Listed entries:

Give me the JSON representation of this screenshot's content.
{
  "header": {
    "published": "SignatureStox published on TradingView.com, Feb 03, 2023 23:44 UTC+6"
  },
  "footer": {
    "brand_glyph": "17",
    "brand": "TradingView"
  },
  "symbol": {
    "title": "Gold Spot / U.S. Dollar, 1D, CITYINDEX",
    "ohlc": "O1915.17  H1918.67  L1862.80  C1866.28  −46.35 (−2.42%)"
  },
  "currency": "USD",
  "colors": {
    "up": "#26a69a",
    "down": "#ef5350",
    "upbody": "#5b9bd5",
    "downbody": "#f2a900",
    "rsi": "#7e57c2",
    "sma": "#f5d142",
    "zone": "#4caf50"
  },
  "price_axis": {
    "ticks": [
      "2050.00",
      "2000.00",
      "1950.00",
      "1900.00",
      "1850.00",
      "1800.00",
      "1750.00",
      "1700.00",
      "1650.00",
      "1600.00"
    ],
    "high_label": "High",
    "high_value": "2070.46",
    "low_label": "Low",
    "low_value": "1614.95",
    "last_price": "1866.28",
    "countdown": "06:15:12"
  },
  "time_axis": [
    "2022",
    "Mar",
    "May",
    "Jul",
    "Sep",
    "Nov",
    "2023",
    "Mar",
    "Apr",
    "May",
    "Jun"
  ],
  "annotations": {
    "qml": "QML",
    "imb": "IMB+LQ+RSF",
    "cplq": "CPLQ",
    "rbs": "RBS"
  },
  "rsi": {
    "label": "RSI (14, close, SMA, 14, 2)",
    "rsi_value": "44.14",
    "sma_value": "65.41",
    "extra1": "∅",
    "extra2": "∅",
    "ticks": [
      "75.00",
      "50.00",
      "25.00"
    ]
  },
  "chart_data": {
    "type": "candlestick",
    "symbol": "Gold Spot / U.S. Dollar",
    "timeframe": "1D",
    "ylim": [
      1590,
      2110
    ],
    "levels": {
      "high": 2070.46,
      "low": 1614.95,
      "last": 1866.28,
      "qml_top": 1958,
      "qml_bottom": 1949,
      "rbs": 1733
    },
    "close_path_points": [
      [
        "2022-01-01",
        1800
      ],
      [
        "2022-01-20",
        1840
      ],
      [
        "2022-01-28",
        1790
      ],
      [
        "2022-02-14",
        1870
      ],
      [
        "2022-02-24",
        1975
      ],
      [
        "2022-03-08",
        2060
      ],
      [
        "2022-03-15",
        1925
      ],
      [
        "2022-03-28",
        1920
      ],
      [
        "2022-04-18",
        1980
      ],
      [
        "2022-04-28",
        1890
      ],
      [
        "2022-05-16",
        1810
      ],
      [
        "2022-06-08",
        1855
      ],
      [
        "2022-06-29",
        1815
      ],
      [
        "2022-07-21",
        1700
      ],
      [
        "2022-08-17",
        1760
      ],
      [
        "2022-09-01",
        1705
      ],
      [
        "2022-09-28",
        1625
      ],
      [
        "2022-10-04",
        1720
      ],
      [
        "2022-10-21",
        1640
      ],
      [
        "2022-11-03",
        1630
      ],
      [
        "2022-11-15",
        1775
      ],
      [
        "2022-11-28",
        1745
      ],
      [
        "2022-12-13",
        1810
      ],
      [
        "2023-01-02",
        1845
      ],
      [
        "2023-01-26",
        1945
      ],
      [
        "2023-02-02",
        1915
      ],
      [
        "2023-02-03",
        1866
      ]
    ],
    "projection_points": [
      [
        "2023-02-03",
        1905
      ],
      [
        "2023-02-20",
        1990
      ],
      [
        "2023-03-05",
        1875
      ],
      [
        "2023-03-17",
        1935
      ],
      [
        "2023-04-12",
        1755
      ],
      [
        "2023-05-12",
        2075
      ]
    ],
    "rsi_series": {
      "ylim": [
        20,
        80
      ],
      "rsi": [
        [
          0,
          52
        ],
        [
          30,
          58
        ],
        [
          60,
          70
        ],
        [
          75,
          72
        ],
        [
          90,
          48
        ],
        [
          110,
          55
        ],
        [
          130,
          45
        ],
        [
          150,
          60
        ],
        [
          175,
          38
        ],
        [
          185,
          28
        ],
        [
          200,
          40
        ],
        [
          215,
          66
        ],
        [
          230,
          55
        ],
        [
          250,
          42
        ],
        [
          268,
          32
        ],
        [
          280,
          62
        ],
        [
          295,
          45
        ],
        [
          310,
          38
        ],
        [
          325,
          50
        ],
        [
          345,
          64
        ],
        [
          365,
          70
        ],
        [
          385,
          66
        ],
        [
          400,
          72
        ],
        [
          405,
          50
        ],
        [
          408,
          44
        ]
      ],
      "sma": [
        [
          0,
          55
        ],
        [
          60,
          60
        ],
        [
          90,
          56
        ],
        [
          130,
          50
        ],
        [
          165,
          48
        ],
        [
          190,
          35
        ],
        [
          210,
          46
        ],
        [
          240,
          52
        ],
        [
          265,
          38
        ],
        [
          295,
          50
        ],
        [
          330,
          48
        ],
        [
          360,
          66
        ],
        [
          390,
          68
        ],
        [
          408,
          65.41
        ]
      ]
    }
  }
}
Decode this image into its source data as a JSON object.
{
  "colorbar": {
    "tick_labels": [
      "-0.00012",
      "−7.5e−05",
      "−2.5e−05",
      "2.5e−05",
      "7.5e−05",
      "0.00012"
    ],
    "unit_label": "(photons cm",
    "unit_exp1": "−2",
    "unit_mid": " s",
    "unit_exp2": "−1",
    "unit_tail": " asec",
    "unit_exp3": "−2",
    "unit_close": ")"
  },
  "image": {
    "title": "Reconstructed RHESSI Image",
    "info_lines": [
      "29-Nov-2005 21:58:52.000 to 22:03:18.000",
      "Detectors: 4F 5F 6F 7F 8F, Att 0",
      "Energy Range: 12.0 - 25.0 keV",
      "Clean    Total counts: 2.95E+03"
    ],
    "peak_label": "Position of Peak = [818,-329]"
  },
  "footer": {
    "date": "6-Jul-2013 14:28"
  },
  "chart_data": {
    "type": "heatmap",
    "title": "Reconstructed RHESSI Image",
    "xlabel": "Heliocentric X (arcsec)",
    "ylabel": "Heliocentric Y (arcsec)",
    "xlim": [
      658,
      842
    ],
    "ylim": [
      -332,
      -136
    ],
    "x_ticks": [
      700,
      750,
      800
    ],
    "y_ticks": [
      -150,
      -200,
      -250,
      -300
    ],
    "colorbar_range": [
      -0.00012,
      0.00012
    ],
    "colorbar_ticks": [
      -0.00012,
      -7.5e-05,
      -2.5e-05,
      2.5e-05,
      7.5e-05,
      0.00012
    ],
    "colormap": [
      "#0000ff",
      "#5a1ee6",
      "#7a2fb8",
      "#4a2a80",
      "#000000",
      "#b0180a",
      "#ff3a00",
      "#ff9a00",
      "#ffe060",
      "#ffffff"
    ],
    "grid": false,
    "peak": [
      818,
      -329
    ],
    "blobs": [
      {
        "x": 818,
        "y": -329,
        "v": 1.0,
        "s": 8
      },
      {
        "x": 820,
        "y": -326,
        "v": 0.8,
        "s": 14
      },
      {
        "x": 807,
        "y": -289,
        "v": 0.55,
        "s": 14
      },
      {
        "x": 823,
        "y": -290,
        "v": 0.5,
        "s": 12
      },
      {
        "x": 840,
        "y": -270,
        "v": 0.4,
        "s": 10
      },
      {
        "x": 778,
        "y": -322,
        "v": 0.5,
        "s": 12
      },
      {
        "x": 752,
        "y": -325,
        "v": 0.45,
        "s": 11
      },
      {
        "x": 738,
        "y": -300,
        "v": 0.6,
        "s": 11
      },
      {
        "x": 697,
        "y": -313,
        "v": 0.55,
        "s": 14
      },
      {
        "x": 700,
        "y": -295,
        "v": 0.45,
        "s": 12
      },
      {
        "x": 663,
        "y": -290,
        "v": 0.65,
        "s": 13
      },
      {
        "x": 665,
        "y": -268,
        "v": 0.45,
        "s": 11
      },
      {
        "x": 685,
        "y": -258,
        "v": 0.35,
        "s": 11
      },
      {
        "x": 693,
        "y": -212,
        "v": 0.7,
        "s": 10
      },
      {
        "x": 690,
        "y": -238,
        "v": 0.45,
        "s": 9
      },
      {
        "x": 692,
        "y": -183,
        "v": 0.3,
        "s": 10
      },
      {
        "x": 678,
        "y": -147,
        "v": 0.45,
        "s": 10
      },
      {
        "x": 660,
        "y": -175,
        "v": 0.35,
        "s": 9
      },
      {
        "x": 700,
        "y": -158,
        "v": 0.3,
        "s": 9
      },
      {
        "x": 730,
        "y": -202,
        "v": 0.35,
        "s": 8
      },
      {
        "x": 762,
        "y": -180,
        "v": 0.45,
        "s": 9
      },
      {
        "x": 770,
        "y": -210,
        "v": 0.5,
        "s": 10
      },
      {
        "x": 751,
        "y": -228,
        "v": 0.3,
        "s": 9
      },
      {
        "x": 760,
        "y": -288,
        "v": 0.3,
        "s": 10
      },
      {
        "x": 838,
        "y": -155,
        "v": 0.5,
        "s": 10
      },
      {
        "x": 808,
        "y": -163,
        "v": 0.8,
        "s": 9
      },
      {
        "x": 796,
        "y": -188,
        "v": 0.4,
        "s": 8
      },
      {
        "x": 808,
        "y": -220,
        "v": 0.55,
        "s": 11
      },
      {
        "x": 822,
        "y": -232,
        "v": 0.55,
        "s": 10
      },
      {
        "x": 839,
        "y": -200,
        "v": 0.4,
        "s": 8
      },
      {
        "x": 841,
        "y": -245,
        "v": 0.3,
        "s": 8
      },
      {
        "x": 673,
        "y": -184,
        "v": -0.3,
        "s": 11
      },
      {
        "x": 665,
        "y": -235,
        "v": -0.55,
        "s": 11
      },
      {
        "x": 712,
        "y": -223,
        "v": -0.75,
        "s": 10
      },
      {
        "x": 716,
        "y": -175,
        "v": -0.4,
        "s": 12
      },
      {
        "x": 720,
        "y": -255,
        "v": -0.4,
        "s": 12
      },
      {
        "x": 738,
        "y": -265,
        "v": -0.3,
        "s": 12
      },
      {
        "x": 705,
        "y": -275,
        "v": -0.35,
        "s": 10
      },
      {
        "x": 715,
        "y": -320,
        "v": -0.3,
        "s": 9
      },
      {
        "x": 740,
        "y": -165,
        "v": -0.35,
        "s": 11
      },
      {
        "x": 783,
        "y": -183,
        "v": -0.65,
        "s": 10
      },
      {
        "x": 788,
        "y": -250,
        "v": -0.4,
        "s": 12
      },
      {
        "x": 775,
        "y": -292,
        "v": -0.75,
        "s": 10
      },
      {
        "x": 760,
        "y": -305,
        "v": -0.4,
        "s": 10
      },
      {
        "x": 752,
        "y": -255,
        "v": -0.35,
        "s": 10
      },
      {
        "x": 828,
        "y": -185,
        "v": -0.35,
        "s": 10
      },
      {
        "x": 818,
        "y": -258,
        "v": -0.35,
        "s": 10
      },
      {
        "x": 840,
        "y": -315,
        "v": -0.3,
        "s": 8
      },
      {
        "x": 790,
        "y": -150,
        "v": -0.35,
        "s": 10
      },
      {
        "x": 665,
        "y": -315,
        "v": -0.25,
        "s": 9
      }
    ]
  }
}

What is asked: Of the lines in the material, how many contain the word "Spot"? Reply with the number and nothing else.

Solution for this task: 2